### [JOB]
How many lines of these entries hold the string "JSON"? Answer with the number alone.

Dataset items:
--- START ---

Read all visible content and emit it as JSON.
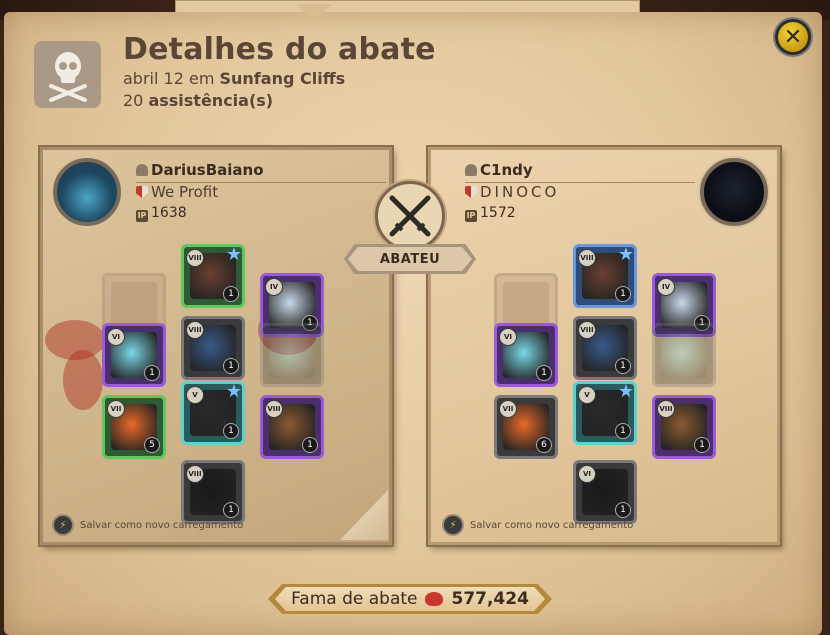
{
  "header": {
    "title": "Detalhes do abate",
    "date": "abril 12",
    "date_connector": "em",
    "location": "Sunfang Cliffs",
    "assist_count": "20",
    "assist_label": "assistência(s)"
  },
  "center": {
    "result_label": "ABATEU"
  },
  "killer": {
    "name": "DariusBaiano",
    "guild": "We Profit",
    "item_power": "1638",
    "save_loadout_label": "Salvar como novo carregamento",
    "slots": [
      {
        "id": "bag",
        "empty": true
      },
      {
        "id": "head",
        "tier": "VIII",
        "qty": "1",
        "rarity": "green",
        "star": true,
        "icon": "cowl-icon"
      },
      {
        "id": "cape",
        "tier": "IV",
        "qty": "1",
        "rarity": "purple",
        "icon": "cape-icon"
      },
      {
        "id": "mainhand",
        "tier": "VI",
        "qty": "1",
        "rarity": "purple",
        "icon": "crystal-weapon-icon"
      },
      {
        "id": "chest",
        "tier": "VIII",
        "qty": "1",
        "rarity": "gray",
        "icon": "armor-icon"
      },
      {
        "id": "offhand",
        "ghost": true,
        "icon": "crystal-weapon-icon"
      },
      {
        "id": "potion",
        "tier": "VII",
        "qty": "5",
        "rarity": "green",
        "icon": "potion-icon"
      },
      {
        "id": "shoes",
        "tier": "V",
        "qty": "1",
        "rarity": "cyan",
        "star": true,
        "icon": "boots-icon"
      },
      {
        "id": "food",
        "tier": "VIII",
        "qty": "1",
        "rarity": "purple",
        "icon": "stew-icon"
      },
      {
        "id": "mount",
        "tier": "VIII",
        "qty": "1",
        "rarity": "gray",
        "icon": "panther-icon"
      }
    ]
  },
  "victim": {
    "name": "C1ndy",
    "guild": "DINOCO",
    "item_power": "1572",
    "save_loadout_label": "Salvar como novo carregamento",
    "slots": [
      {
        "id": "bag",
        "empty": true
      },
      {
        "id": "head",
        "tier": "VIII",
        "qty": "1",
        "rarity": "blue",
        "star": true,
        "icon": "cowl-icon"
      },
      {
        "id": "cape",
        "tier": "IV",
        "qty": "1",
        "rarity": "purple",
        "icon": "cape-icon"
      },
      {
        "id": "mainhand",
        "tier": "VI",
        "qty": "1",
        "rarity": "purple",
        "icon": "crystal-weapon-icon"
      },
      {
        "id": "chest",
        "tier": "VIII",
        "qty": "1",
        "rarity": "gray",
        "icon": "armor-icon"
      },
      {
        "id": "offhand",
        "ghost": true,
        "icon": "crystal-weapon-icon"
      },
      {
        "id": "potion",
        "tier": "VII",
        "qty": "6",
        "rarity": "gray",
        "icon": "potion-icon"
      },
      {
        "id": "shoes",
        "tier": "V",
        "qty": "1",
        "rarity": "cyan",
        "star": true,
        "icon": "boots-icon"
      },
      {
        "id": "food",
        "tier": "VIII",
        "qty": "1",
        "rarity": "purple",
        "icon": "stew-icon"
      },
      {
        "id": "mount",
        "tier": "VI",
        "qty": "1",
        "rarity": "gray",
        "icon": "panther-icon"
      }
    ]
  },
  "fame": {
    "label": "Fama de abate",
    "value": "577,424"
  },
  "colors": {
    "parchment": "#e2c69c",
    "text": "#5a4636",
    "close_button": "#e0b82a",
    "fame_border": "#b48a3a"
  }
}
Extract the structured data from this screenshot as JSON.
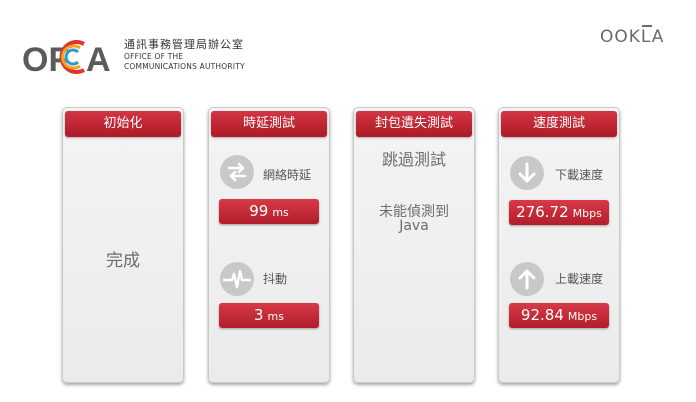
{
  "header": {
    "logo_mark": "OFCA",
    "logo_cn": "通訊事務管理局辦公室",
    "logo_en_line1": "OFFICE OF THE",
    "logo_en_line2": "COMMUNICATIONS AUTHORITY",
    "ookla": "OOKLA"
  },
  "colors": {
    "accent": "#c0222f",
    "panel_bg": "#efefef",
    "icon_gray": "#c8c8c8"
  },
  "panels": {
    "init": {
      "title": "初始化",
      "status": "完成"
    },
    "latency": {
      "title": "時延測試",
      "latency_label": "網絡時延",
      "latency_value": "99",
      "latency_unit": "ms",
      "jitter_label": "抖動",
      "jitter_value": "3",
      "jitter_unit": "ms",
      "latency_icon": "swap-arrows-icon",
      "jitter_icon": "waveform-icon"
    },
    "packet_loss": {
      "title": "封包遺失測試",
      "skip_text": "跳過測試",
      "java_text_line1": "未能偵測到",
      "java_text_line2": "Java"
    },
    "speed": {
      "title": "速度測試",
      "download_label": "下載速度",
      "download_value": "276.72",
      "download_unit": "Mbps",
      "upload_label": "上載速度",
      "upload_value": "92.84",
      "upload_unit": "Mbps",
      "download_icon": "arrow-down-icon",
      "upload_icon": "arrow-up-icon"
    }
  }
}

--- END ---
--- START ---

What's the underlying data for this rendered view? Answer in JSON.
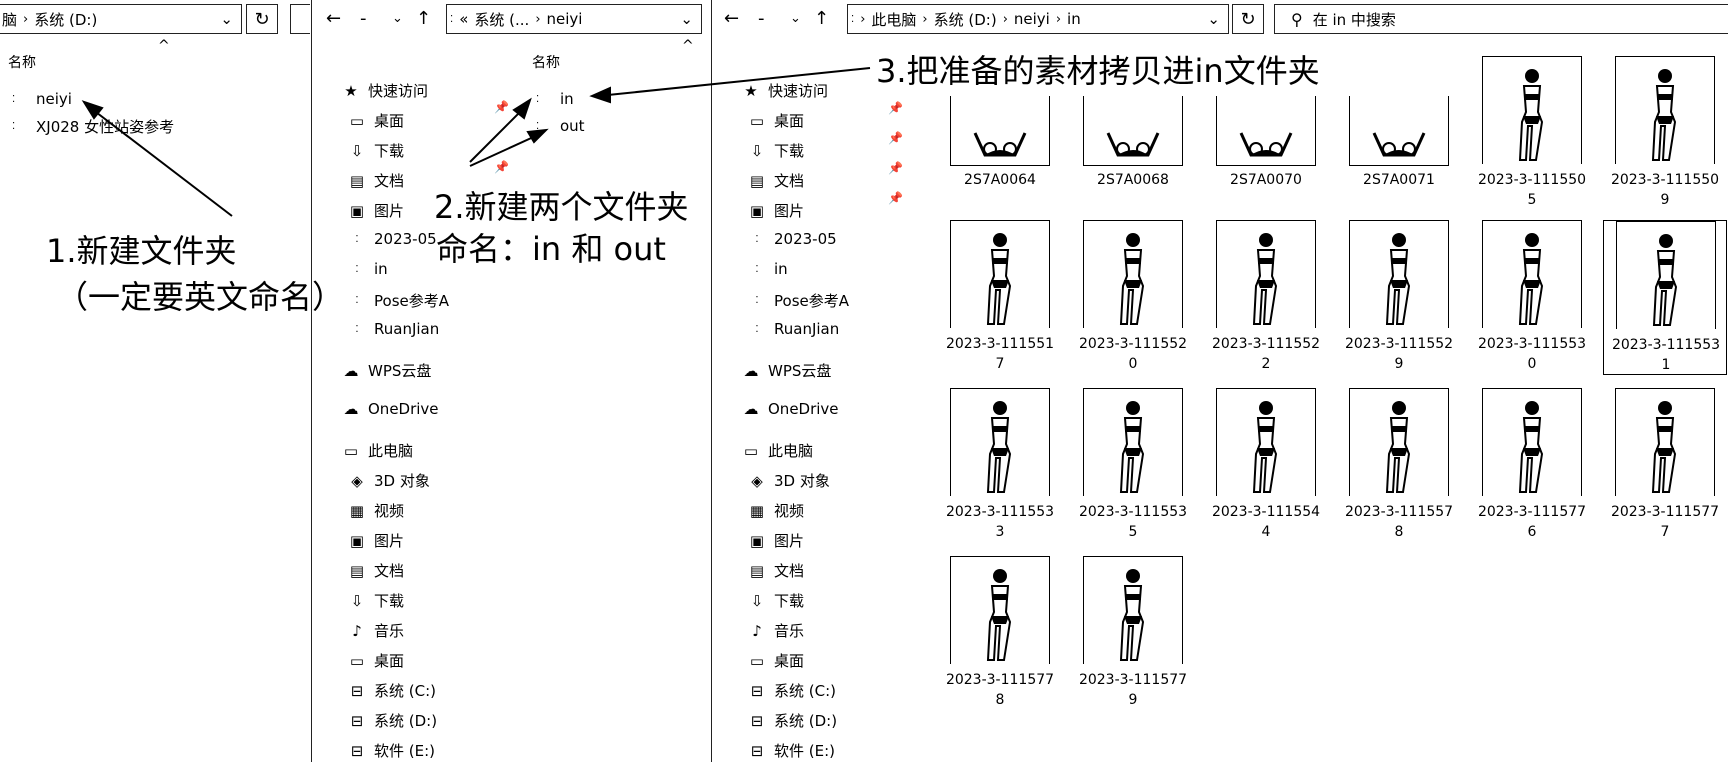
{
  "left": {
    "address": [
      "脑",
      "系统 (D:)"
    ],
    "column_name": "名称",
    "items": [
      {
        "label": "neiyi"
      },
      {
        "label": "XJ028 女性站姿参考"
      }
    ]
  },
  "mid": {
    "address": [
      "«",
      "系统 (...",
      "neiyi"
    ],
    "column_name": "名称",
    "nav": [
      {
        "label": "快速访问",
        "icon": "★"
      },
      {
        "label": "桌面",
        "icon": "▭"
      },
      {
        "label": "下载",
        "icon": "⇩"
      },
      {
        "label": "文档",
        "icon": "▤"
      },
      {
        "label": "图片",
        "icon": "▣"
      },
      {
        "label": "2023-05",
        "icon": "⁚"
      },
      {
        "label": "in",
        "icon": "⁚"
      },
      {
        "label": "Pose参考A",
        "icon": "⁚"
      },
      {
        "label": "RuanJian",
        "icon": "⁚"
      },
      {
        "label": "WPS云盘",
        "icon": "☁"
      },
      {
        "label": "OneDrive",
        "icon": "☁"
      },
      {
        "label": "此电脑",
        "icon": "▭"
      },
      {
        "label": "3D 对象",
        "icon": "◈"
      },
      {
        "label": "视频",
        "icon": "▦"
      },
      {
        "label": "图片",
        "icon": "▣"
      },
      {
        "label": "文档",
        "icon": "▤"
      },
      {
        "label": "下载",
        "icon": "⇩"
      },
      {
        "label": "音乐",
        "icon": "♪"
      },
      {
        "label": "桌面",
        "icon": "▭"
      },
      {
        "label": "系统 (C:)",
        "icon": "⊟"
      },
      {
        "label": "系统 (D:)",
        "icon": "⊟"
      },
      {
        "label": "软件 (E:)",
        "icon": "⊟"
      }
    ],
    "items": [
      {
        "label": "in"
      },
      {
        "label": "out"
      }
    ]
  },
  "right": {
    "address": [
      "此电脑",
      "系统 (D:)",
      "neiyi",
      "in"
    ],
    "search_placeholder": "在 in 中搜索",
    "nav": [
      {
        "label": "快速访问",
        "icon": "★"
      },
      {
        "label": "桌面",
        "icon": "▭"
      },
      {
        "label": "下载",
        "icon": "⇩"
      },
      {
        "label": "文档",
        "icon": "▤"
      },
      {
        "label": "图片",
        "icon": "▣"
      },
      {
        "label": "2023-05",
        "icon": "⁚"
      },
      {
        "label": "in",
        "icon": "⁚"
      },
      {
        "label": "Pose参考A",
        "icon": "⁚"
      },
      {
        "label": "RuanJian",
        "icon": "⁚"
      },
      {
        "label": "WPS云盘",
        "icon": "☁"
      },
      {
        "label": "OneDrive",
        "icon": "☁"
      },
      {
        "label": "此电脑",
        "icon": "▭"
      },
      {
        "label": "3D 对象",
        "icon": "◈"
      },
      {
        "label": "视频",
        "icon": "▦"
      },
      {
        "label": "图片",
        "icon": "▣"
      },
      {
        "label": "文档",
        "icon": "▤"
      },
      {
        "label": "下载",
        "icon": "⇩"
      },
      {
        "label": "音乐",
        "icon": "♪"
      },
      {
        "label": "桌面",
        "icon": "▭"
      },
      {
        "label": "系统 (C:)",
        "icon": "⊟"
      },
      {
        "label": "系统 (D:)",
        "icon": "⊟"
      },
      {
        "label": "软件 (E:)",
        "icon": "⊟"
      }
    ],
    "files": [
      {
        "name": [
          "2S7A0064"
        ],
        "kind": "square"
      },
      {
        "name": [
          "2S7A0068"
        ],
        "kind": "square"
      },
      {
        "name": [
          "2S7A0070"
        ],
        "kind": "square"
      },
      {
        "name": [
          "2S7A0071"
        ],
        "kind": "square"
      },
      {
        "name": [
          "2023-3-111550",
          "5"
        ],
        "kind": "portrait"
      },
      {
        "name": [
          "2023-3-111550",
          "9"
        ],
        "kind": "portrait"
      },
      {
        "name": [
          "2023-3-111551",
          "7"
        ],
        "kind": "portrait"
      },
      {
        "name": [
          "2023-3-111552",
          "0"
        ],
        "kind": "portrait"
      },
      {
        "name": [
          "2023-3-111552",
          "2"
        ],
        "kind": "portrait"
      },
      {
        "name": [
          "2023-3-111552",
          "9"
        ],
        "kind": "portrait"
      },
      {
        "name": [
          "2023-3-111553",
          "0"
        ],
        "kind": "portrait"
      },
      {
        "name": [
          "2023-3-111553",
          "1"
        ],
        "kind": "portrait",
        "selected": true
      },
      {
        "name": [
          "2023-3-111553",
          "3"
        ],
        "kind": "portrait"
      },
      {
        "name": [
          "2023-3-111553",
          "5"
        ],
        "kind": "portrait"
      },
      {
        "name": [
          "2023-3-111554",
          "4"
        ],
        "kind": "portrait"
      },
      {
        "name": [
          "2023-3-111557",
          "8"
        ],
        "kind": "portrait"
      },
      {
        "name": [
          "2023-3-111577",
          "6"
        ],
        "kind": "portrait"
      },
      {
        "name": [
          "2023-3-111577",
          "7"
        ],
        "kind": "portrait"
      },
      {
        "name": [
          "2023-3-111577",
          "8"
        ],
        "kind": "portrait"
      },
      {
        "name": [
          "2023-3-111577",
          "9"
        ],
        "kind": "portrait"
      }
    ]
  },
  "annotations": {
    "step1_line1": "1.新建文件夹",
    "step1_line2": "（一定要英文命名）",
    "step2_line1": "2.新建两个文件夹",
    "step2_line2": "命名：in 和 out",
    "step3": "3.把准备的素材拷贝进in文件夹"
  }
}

--- END ---

### [FULL SOLUTION]
3